> _SEITENAUSZUG_
Nur wenige Erkrankungen sind wissenschaftlich durch Studien so gründlich untersucht wie die möglichen Auswirkungen einer Erkrankung der A. carotis interna (NASCET, EVA-3S, ACAS, ECST, SPACE). Diese Untersuchungen konnten nachweisen, dass die Operation der hirnversorgenden Halsschlagader bei einer symptomatischen Einengung ab einem Wert von 50 Prozent und einer asymptomatischen Einengung ab 70 Prozent ausgesprochen wirksam ist, um einen Schlaganfall zu verhindern.
Behandlungsmethoden
Die erforderliche Therapieentscheidung wird patientenbezogen im Behandlungsteam getroffen. Im Zentrum für Gefäßmedizin am Ev. Diakonissenkrankenhaus Leipzig werden sowohl offene Operationen als auch die interventionelle Stent-Implantation/PTA durchgeführt.
Operative Methode:
Verengungen der Halsschlagader werden chirurgisch durch offene Ausschälung (Endarteriektomie) behandelt. Dazu wird die Aufzweigung der A. carotis operativ freigelegt, die Arterie eröffnet und die Engstelle zusammen mit den erkrankten Gefäßwandanteilen filigran entfernt, so dass eine völlig glatte Arterienwand zurückbleibt. Die Kontrolle des ausreichenden Blutzustroms in das Gehirn während dieser operativen Klemmphase wird in unserer gefäßchirurgischen Klinik routinemäßig durch Messung der Hirnströme und von elektrisch ableitbaren Potentialen mit den modernsten Geräten und explizit geschultem ärztlichen Personal kontrolliert (EEG, SSEP, BSR).
Das so genannte Neuromonitoring während des Eingriffs hat sich bewährt, um das Risiko für das Auftreten eines perioperativen Schlaganfalls zu minimieren. Es stellt die derzeit sicherste Variante der intraoperativen neurologischen Kontrolle dar. Damit konnte die perioperative Schlaganfall-Wahrscheinlichkeit auf unter ein Prozent gesenkt werden.

> _DATENTEIL_
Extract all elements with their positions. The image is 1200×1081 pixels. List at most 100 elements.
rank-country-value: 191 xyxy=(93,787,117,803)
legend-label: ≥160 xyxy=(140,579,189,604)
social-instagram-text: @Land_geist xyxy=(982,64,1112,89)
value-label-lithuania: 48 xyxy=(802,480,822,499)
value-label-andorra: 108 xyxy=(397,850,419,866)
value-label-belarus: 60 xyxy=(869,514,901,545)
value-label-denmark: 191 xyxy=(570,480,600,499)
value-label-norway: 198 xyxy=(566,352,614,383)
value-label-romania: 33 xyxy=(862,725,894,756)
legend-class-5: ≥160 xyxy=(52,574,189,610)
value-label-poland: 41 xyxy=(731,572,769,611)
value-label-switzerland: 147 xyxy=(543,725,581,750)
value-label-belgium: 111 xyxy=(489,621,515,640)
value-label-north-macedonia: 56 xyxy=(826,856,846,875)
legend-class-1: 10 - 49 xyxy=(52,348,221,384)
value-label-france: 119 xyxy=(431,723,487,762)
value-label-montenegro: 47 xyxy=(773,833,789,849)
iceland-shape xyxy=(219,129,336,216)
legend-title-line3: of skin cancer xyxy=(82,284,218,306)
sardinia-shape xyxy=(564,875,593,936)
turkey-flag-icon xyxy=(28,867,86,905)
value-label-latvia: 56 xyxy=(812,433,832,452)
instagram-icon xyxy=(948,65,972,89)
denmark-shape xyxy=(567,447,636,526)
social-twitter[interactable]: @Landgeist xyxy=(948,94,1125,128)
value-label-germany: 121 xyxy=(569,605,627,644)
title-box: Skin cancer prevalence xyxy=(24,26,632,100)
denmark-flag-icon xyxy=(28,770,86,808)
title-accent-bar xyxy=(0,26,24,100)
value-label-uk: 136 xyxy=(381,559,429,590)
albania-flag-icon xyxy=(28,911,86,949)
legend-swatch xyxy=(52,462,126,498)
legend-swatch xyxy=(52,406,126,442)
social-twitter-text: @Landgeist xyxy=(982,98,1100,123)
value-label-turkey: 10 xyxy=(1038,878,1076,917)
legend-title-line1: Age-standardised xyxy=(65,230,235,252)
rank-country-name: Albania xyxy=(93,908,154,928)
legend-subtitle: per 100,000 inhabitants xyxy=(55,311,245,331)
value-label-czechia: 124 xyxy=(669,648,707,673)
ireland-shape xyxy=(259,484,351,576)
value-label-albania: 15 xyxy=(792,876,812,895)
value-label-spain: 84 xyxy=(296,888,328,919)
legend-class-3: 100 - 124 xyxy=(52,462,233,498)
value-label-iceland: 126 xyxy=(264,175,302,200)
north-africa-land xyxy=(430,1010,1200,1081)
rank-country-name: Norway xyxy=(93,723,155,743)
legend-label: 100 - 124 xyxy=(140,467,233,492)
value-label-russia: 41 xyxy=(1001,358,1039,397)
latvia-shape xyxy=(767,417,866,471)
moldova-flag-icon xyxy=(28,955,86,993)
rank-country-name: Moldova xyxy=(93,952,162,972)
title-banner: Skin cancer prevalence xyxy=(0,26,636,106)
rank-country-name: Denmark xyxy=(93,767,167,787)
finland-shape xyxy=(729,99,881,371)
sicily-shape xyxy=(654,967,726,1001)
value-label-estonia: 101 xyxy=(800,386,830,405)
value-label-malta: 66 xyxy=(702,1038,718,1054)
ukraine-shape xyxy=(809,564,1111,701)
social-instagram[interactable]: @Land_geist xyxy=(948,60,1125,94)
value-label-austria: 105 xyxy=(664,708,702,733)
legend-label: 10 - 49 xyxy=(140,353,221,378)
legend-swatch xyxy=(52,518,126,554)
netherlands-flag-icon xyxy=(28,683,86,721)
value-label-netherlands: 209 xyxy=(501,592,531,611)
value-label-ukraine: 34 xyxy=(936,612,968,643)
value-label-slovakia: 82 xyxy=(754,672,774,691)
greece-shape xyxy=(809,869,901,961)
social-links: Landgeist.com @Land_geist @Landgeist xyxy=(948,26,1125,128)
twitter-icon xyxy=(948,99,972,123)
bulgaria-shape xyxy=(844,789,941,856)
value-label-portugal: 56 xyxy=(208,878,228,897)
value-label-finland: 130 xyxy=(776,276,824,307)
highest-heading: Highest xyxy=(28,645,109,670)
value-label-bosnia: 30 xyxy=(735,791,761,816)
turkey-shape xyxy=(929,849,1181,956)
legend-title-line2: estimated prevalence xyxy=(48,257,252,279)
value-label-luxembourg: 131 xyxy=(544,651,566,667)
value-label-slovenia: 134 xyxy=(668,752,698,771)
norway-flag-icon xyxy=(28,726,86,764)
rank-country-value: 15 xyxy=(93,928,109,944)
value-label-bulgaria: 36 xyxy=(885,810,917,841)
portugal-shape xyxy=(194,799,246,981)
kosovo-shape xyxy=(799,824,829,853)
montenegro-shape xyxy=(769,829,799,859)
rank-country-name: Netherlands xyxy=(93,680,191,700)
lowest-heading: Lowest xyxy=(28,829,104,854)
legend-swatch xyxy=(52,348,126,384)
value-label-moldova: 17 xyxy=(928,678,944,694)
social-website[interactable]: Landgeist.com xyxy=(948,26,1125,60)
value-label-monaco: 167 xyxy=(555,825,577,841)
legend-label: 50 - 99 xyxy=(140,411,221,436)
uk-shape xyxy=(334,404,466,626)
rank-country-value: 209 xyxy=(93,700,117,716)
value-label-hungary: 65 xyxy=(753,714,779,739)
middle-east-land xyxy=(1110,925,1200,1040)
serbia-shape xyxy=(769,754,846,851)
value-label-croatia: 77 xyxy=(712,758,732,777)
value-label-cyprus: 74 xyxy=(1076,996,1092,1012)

> _ZU BEARBEITENDE AUFGABEN_
**A)** Ändern Sie im Text über die Halsschlagader den Abschnitt, der bei „Nur wenige Erkrankungen“ beginnt und bei „Schlaganfall zu verhindern.“ endet, indem Sie darin „Einengung“ durch „Verengung“ ersetzen.
**B)** Übersetzen Sie den Satz „Die erforderliche Therapieentscheidung wird patientenbezogen im Behandlungsteam getroffen.“ aus dem Text über die Halsschlagader ins Englische.

> _ERGEBNISSE JE AUFGABE_
**A)**
Nur wenige Erkrankungen sind wissenschaftlich durch Studien so gründlich untersucht wie die möglichen Auswirkungen einer Erkrankung der A. carotis interna (NASCET, EVA-3S, ACAS, ECST, SPACE). Diese Untersuchungen konnten nachweisen, dass die Operation der hirnversorgenden Halsschlagader bei einer symptomatischen Verengung ab einem Wert von 50 Prozent und einer asymptomatischen Verengung ab 70 Prozent ausgesprochen wirksam ist, um einen Schlaganfall zu verhindern.

**B)** The necessary treatment decision is made by the treatment team on a patient-specific basis.